### Set exercise
Reproduce each of the records exactly as it appears, line by line, omitting the pictures.

--------------------------------------------------

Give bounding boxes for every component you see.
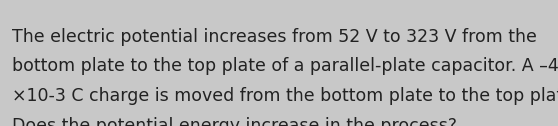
Text: Does the potential energy increase in the process?: Does the potential energy increase in th… (12, 117, 457, 126)
Text: ×10-3 C charge is moved from the bottom plate to the top plate.: ×10-3 C charge is moved from the bottom … (12, 87, 558, 105)
Text: The electric potential increases from 52 V to 323 V from the: The electric potential increases from 52… (12, 28, 537, 46)
Text: bottom plate to the top plate of a parallel-plate capacitor. A –4: bottom plate to the top plate of a paral… (12, 57, 558, 75)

--------------------------------------------------

### Task result
Give bounding boxes for every component you see.
Text: Does the potential energy increase in the process?: Does the potential energy increase in th… (12, 117, 457, 126)
Text: ×10-3 C charge is moved from the bottom plate to the top plate.: ×10-3 C charge is moved from the bottom … (12, 87, 558, 105)
Text: The electric potential increases from 52 V to 323 V from the: The electric potential increases from 52… (12, 28, 537, 46)
Text: bottom plate to the top plate of a parallel-plate capacitor. A –4: bottom plate to the top plate of a paral… (12, 57, 558, 75)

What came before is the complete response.